» AIM
Restate each of the lines below word for word and drop every picture.
-- Begin DATA FOR PROCESSING --
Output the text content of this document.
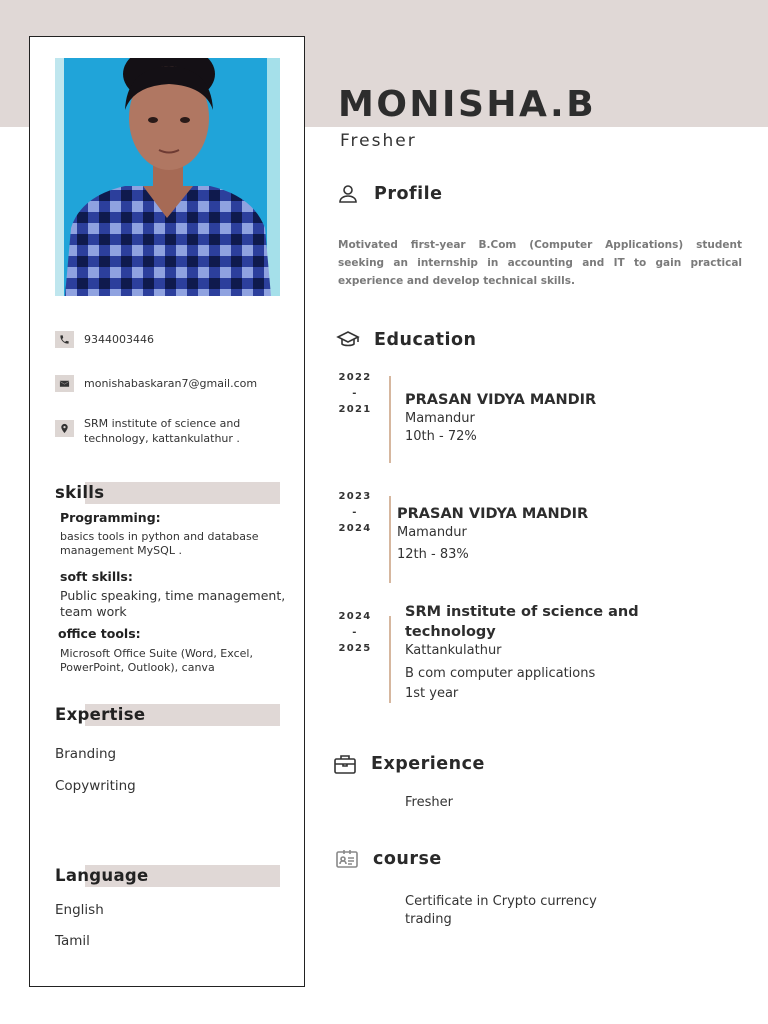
9344003446
monishabaskaran7@gmail.com
SRM institute of science and
technology, kattankulathur .
skills
Programming:
basics tools in python and database
management MySQL .
soft skills:
Public speaking, time management,
team work
office tools:
Microsoft Office Suite (Word, Excel,
PowerPoint, Outlook), canva
Expertise
Branding
Copywriting
Language
English
Tamil
MONISHA.B
Fresher
Profile
Motivated first-year B.Com (Computer Applications) student seeking an internship in accounting and IT to gain practical experience and develop technical skills.
Education
2022
-
2021
PRASAN VIDYA MANDIR
Mamandur
10th - 72%
2023
-
2024
PRASAN VIDYA MANDIR
Mamandur
12th - 83%
2024
-
2025
SRM institute of science and
technology
Kattankulathur
B com computer applications
1st year
Experience
Fresher
course
Certificate in Crypto currency
trading
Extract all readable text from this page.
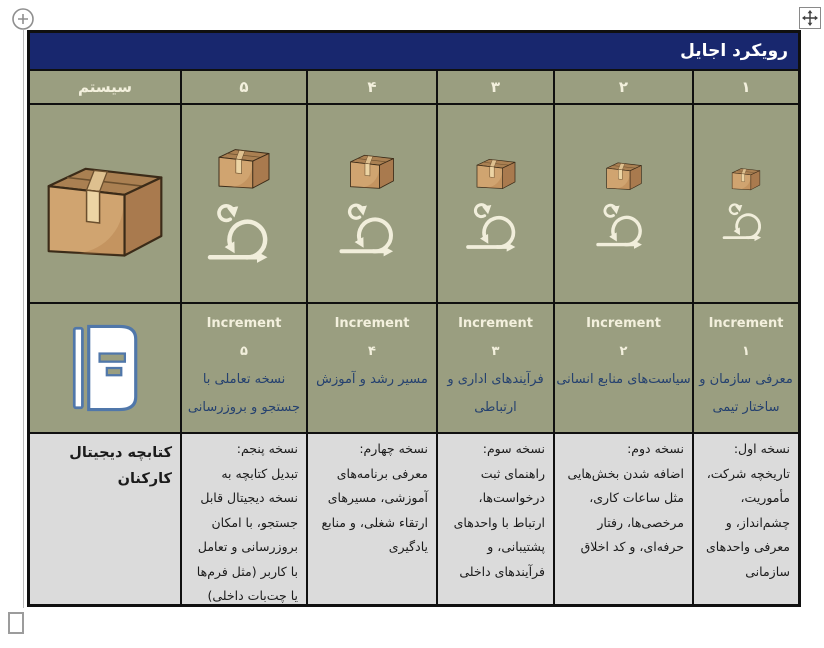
رویکرد اجایل
۱
۲
۳
۴
۵
سیستم
Increment
۱
معرفی سازمان و ساختار تیمی
Increment
۲
سیاست‌های منابع انسانی
Increment
۳
فرآیندهای اداری و ارتباطی
Increment
۴
مسیر رشد و آموزش
Increment
۵
نسخه تعاملی با جستجو و بروزرسانی
نسخه اول:
تاریخچه شرکت، مأموریت، چشم‌انداز، و معرفی واحدهای سازمانی
نسخه دوم:
اضافه شدن بخش‌هایی مثل ساعات کاری، مرخصی‌ها، رفتار حرفه‌ای، و کد اخلاق
نسخه سوم:
راهنمای ثبت درخواست‌ها، ارتباط با واحدهای پشتیبانی، و فرآیندهای داخلی
نسخه چهارم:
معرفی برنامه‌های آموزشی، مسیرهای ارتقاء شغلی، و منابع یادگیری
نسخه پنجم:
تبدیل کتابچه به نسخه دیجیتال قابل جستجو، با امکان بروزرسانی و تعامل با کاربر (مثل فرم‌ها یا چت‌بات داخلی)
کتابچه دیجیتال کارکنان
-- End DATA FOR PROCESSING --
» RESPONSE FOR THIS EXERCISE
Output the text content of this document.
9344003446
monishabaskaran7@gmail.com
SRM institute of science and
technology, kattankulathur .
skills
Programming:
basics tools in python and database
management MySQL .
soft skills:
Public speaking, time management,
team work
office tools:
Microsoft Office Suite (Word, Excel,
PowerPoint, Outlook), canva
Expertise
Branding
Copywriting
Language
English
Tamil
MONISHA.B
Fresher
Profile
Motivated first-year B.Com (Computer Applications) student seeking an internship in accounting and IT to gain practical experience and develop technical skills.
Education
2022
-
2021
PRASAN VIDYA MANDIR
Mamandur
10th - 72%
2023
-
2024
PRASAN VIDYA MANDIR
Mamandur
12th - 83%
2024
-
2025
SRM institute of science and
technology
Kattankulathur
B com computer applications
1st year
Experience
Fresher
course
Certificate in Crypto currency
trading
Extract all readable text from this page.
رویکرد اجایل
۱
۲
۳
۴
۵
سیستم
Increment
۱
معرفی سازمان و ساختار تیمی
Increment
۲
سیاست‌های منابع انسانی
Increment
۳
فرآیندهای اداری و ارتباطی
Increment
۴
مسیر رشد و آموزش
Increment
۵
نسخه تعاملی با جستجو و بروزرسانی
نسخه اول:
تاریخچه شرکت، مأموریت، چشم‌انداز، و معرفی واحدهای سازمانی
نسخه دوم:
اضافه شدن بخش‌هایی مثل ساعات کاری، مرخصی‌ها، رفتار حرفه‌ای، و کد اخلاق
نسخه سوم:
راهنمای ثبت درخواست‌ها، ارتباط با واحدهای پشتیبانی، و فرآیندهای داخلی
نسخه چهارم:
معرفی برنامه‌های آموزشی، مسیرهای ارتقاء شغلی، و منابع یادگیری
نسخه پنجم:
تبدیل کتابچه به نسخه دیجیتال قابل جستجو، با امکان بروزرسانی و تعامل با کاربر (مثل فرم‌ها یا چت‌بات داخلی)
کتابچه دیجیتال کارکنان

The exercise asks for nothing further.